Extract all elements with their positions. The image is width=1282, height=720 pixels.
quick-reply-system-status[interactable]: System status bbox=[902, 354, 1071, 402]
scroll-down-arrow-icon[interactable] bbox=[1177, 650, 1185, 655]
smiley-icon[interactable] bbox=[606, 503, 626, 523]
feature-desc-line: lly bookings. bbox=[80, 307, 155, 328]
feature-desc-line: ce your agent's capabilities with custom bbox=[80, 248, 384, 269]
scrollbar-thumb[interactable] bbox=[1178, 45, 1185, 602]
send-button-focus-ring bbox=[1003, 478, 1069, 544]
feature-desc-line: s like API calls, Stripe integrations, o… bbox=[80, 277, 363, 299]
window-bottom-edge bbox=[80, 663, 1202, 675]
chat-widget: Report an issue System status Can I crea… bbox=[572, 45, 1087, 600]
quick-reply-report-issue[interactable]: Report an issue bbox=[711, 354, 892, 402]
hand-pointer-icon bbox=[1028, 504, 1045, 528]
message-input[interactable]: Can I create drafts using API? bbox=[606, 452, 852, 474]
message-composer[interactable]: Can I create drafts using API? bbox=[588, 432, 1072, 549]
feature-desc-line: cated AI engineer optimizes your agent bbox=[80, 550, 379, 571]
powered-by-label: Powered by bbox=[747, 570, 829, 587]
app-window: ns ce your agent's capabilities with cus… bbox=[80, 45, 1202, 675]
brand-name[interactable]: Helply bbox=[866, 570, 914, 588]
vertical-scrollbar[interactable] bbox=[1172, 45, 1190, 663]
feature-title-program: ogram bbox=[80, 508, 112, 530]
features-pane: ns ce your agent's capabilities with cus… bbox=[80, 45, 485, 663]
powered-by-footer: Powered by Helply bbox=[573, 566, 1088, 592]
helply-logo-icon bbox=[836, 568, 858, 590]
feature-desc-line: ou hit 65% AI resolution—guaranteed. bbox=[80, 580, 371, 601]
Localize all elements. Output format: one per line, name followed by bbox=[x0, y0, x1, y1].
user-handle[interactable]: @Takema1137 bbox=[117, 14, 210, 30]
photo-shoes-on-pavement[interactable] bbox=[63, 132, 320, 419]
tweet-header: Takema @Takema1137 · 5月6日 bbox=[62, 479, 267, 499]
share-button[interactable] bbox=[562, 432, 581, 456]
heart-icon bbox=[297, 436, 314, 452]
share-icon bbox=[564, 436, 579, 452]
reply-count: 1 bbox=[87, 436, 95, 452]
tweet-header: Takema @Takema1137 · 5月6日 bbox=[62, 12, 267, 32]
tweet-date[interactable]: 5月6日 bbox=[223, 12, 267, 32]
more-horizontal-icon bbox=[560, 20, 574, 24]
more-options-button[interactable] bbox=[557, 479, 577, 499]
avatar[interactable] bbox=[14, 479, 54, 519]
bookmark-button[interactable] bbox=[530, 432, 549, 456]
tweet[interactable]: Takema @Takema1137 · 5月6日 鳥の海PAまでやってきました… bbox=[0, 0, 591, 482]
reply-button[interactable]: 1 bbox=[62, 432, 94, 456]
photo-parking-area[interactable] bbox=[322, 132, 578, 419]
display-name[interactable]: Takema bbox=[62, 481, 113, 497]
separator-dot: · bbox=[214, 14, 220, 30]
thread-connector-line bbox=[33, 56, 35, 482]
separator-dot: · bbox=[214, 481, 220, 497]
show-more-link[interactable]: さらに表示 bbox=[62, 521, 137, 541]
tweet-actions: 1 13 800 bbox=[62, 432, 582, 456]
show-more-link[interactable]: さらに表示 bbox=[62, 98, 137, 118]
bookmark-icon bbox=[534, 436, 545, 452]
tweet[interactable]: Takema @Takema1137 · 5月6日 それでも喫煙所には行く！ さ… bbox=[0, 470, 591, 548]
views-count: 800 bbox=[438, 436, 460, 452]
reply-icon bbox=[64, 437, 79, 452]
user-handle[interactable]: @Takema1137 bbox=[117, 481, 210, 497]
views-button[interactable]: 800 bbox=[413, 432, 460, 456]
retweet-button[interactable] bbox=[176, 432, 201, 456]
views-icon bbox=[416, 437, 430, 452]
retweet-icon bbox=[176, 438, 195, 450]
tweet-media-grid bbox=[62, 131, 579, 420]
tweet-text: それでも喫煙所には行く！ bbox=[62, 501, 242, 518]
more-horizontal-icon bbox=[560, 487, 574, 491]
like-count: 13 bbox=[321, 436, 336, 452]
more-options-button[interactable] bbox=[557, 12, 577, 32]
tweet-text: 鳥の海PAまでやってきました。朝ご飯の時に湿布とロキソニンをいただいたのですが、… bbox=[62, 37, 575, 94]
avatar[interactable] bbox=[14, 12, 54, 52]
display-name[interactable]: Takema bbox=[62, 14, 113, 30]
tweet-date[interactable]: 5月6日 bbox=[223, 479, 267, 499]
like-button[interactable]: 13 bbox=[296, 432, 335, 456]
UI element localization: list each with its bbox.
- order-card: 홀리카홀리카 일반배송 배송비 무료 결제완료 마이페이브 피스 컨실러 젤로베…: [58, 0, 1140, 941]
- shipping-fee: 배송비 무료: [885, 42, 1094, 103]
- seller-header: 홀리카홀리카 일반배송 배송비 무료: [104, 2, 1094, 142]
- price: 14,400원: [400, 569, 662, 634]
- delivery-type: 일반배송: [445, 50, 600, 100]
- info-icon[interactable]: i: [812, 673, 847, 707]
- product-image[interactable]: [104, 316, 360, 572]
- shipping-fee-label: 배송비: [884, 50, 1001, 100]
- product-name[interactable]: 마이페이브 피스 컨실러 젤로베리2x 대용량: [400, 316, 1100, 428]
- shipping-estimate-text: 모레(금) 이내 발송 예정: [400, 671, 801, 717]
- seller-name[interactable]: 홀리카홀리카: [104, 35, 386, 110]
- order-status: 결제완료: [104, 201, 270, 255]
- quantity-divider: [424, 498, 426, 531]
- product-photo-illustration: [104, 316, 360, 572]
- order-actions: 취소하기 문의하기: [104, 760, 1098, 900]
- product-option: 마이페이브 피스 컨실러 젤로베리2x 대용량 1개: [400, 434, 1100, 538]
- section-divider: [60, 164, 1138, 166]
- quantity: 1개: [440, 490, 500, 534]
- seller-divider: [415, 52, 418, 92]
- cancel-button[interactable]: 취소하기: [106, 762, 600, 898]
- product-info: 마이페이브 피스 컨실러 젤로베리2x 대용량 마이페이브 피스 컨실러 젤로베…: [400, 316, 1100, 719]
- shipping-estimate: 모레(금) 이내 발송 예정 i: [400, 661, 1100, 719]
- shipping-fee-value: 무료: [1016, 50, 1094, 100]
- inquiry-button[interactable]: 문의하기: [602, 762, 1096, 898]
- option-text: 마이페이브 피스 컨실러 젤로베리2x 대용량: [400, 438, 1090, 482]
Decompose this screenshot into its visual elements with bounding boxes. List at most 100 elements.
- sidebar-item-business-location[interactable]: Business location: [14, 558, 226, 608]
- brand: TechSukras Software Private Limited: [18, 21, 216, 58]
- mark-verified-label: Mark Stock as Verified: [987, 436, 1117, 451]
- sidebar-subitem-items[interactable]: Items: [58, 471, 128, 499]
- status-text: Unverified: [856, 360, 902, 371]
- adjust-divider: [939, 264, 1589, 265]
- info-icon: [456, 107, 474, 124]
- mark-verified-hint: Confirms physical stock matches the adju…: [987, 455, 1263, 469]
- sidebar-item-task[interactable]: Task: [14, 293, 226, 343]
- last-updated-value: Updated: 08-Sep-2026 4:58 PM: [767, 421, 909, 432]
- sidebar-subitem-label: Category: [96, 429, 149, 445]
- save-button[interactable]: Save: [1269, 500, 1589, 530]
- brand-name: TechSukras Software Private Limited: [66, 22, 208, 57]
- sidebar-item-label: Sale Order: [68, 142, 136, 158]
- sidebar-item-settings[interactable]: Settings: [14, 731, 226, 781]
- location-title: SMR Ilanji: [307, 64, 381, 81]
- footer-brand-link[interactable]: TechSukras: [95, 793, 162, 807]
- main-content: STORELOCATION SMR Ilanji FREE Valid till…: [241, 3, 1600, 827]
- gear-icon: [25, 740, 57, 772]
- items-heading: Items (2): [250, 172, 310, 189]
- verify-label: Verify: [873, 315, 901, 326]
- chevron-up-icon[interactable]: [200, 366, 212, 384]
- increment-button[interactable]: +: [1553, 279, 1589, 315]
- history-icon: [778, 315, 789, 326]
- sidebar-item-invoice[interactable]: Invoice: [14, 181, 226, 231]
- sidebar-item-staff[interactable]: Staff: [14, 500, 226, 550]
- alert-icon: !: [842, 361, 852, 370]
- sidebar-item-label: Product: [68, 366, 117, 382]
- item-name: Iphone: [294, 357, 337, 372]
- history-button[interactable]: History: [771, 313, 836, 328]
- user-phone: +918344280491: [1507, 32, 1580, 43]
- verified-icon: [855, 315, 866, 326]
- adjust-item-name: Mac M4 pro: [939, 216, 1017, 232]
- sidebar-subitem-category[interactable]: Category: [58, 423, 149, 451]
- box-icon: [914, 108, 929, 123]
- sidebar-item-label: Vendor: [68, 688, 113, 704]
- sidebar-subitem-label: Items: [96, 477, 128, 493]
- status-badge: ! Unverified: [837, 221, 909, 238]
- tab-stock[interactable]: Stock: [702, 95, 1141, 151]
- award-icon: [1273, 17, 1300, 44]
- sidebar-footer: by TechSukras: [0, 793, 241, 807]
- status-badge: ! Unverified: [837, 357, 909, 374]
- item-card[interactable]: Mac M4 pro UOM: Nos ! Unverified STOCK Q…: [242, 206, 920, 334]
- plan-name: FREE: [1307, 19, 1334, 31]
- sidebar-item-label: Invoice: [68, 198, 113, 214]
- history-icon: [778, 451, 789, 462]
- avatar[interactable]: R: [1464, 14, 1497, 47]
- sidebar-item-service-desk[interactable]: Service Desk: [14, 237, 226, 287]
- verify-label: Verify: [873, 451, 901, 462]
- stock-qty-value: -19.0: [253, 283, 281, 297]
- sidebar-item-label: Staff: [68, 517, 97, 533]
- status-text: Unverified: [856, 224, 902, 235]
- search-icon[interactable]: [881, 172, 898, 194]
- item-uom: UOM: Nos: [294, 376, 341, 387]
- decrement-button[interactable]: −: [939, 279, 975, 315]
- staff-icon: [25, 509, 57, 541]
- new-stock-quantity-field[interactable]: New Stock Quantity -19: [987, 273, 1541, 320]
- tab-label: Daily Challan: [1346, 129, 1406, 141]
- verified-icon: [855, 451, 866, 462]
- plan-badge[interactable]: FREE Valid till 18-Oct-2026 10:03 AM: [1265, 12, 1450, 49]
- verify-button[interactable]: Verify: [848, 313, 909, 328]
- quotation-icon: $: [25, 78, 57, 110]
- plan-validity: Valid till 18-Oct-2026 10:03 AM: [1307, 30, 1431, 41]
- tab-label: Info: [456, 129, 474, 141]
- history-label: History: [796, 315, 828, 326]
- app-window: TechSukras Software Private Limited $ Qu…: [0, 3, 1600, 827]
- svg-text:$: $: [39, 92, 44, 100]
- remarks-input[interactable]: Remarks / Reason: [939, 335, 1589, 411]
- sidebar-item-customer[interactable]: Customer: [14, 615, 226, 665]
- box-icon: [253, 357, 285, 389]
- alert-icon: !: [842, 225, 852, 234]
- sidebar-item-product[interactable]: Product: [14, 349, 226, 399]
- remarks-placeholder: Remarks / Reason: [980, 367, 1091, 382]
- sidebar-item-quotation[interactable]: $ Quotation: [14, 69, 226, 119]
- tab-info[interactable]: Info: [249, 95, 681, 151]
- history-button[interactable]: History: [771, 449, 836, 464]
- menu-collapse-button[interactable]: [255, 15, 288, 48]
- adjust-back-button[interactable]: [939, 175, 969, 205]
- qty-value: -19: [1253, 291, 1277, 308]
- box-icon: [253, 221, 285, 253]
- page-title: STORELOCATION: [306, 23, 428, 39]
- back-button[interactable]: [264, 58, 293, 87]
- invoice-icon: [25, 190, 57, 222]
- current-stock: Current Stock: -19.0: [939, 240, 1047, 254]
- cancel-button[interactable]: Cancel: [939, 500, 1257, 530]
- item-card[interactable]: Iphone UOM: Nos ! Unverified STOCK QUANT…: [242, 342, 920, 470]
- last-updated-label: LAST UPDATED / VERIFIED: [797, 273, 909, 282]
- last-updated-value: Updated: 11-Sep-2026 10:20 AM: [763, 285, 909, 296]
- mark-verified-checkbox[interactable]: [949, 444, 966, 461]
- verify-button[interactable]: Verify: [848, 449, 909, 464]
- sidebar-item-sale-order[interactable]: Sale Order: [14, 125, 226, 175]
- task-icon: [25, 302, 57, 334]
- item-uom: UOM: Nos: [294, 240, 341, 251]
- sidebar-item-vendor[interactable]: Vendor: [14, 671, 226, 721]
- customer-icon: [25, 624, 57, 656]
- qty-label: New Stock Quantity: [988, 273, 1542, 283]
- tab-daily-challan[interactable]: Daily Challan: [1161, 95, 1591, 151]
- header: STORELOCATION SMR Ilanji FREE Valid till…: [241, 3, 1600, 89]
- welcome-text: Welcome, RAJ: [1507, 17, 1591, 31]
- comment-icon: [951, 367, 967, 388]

────────

(What is expected):
Print the lines of the records again exactly, beginning at the first line of the records and stopping after the line that contains "scroll-down-arrow-icon[interactable] bbox=[1177, 650, 1185, 655]".

(Exercise result):
Extract all elements with their positions. The image is width=1282, height=720 pixels.
quick-reply-system-status[interactable]: System status bbox=[902, 354, 1071, 402]
scroll-down-arrow-icon[interactable] bbox=[1177, 650, 1185, 655]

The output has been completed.